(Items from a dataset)
+ + + +
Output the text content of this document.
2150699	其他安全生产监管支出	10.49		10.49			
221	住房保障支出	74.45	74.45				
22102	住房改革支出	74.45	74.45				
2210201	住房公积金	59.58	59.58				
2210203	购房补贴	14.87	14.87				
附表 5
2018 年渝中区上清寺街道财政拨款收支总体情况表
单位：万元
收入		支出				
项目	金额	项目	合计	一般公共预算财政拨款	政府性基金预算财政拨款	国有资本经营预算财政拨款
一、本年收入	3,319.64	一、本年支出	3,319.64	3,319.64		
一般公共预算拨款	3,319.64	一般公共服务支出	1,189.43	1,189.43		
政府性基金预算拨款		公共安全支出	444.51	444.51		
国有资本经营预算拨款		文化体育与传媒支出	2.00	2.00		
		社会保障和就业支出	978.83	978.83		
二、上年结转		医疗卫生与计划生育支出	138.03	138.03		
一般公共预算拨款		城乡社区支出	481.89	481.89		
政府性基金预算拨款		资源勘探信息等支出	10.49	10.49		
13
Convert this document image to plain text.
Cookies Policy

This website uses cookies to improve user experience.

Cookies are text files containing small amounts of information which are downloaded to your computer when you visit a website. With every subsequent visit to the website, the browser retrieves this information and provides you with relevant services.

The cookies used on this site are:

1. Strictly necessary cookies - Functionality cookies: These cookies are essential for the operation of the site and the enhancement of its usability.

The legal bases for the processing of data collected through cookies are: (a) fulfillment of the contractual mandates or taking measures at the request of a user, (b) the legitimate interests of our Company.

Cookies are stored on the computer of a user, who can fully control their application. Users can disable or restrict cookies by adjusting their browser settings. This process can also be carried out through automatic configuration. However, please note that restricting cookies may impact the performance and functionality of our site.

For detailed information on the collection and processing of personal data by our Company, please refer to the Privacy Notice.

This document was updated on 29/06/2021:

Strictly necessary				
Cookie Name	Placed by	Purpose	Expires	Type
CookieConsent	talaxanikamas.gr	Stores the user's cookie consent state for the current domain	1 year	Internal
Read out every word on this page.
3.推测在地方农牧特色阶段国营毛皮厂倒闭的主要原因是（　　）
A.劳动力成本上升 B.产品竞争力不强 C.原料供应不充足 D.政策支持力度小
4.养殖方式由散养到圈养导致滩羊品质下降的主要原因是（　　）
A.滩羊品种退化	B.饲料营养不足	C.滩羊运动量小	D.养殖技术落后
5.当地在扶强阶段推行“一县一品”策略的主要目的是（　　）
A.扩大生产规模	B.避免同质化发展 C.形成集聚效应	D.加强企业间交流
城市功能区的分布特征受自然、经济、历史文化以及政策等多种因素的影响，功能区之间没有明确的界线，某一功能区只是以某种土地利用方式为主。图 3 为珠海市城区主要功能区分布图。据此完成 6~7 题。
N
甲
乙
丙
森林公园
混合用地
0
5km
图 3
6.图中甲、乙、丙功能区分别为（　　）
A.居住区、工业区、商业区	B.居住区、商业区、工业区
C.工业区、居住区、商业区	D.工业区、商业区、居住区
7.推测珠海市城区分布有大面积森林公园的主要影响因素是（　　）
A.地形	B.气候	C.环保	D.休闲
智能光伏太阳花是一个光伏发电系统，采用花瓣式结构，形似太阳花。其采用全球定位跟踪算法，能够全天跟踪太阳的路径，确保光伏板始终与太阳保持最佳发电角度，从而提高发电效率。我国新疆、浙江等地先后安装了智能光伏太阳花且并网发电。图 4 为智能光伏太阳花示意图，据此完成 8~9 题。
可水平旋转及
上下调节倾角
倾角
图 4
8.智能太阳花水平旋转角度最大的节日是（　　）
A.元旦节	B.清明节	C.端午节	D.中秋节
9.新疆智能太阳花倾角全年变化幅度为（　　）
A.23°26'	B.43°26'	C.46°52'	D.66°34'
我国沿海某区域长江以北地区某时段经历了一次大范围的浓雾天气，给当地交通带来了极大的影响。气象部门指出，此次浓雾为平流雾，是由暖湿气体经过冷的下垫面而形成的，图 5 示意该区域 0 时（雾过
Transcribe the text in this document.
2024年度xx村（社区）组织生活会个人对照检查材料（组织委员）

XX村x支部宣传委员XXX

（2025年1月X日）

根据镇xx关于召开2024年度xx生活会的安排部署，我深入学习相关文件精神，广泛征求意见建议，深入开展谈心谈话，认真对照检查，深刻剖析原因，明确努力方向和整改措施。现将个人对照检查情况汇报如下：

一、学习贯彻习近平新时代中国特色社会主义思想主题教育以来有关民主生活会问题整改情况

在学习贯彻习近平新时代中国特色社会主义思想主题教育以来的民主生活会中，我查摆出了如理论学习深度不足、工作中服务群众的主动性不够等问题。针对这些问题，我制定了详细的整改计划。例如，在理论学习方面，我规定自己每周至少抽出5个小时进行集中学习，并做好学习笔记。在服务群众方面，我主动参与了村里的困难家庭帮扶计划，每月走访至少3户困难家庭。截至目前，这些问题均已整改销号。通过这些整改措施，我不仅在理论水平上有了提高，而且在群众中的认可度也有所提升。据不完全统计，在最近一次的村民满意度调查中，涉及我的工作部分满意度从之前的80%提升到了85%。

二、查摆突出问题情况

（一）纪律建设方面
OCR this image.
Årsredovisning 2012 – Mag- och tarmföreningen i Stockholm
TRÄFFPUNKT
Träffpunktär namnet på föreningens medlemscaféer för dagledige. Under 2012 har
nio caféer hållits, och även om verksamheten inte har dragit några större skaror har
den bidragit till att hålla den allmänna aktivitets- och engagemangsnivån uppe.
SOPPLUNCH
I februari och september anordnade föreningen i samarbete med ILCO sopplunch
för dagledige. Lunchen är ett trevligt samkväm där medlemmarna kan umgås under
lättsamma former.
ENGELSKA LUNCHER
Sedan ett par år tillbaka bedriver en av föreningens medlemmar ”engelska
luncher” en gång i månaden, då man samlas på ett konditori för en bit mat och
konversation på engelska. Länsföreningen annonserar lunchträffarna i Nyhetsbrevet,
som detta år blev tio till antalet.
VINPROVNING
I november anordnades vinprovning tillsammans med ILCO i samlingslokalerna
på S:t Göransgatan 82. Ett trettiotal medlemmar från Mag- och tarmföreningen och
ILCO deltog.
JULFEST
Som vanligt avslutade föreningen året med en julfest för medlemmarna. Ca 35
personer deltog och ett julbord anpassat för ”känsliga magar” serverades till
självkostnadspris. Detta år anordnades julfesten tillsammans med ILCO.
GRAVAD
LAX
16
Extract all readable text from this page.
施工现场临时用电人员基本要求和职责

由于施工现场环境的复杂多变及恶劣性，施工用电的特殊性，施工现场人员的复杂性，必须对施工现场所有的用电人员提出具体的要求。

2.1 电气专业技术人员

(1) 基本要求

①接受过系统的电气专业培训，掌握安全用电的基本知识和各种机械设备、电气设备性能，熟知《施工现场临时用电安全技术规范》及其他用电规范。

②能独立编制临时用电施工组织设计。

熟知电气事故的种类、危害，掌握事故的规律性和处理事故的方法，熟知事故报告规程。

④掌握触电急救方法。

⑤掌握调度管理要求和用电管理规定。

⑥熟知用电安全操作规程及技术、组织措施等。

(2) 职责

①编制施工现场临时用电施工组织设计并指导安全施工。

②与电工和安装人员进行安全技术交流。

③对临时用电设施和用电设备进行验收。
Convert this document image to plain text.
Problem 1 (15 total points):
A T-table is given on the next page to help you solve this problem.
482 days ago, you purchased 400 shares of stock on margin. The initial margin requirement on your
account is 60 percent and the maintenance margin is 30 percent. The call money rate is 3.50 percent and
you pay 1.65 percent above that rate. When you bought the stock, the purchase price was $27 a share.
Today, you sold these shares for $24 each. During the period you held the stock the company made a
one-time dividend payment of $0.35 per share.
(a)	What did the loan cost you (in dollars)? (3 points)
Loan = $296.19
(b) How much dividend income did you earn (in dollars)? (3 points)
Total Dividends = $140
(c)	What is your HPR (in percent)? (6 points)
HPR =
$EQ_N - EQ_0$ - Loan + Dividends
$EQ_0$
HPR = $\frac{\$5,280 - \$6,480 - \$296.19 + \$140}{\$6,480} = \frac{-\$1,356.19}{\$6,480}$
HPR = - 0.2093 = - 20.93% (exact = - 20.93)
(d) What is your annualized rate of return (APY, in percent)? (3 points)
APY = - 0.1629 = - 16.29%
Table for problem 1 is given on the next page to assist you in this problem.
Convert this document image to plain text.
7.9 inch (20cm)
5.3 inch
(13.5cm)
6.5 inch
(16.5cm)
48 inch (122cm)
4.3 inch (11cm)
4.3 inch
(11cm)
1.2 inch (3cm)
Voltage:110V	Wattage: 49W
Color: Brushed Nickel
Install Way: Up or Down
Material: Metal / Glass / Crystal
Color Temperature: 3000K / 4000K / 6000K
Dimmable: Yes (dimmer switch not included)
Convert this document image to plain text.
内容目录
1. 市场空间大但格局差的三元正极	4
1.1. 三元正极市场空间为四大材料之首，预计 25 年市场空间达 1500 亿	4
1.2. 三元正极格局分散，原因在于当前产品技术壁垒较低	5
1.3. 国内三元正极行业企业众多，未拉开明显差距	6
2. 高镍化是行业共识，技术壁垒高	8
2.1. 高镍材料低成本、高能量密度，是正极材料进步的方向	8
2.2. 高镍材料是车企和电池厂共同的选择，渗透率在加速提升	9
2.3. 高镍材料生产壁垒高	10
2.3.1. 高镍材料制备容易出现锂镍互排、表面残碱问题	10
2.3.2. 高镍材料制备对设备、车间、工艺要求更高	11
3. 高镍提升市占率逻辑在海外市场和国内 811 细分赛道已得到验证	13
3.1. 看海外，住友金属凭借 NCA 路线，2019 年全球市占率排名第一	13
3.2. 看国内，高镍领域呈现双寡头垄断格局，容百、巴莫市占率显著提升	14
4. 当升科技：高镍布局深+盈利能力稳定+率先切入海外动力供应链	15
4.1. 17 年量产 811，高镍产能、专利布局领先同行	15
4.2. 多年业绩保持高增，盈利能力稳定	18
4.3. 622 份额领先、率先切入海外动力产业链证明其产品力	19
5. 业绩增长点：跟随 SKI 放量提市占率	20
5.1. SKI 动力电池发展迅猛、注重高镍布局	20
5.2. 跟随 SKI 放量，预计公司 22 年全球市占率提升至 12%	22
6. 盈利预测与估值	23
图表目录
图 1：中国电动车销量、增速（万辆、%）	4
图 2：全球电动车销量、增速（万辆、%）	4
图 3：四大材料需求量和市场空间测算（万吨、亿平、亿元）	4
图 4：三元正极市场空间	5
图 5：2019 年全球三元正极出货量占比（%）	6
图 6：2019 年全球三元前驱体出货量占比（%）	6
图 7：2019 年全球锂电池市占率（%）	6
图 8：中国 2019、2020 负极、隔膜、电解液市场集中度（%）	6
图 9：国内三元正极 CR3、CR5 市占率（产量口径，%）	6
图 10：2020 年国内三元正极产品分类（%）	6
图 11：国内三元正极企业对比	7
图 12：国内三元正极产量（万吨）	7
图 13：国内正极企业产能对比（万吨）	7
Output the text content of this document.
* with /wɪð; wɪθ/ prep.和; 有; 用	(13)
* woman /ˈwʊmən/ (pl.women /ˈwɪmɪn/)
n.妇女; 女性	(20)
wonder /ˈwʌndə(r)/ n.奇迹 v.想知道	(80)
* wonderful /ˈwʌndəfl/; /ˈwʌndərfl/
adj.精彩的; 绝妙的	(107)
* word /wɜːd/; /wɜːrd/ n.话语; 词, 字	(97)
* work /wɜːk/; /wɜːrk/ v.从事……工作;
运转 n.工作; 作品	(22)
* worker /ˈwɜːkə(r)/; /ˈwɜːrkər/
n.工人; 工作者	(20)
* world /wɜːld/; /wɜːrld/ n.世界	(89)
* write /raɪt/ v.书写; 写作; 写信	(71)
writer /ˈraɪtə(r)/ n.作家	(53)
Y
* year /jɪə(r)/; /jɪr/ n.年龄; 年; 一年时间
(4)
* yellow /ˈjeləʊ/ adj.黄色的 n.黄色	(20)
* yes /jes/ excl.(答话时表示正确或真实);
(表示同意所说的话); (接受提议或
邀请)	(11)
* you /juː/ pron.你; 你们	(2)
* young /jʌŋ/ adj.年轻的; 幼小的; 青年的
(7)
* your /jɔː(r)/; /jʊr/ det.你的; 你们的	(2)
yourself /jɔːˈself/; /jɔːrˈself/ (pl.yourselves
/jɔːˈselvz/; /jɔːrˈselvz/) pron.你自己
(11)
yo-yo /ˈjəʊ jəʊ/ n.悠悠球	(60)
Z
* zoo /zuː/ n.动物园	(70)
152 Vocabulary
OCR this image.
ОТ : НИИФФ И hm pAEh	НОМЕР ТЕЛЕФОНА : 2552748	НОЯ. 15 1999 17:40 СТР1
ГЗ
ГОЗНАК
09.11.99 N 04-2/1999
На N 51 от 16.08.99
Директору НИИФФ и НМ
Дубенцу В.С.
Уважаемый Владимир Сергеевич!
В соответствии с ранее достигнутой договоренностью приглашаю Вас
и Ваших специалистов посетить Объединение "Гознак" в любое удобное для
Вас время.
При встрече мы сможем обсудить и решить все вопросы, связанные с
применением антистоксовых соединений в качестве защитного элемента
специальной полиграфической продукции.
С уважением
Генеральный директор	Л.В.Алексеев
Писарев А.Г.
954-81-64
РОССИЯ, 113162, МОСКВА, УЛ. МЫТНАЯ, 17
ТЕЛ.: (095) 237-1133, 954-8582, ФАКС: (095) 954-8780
+ + + +
:: WHAT YOU SHOULD DO ::
From the records, copy every line that has the string "一般公共预算拨款" in it.

:: OUTPUT OF THE EXERCISE ::
一般公共预算拨款	3,319.64	一般公共服务支出	1,189.43	1,189.43		
一般公共预算拨款		城乡社区支出	481.89	481.89		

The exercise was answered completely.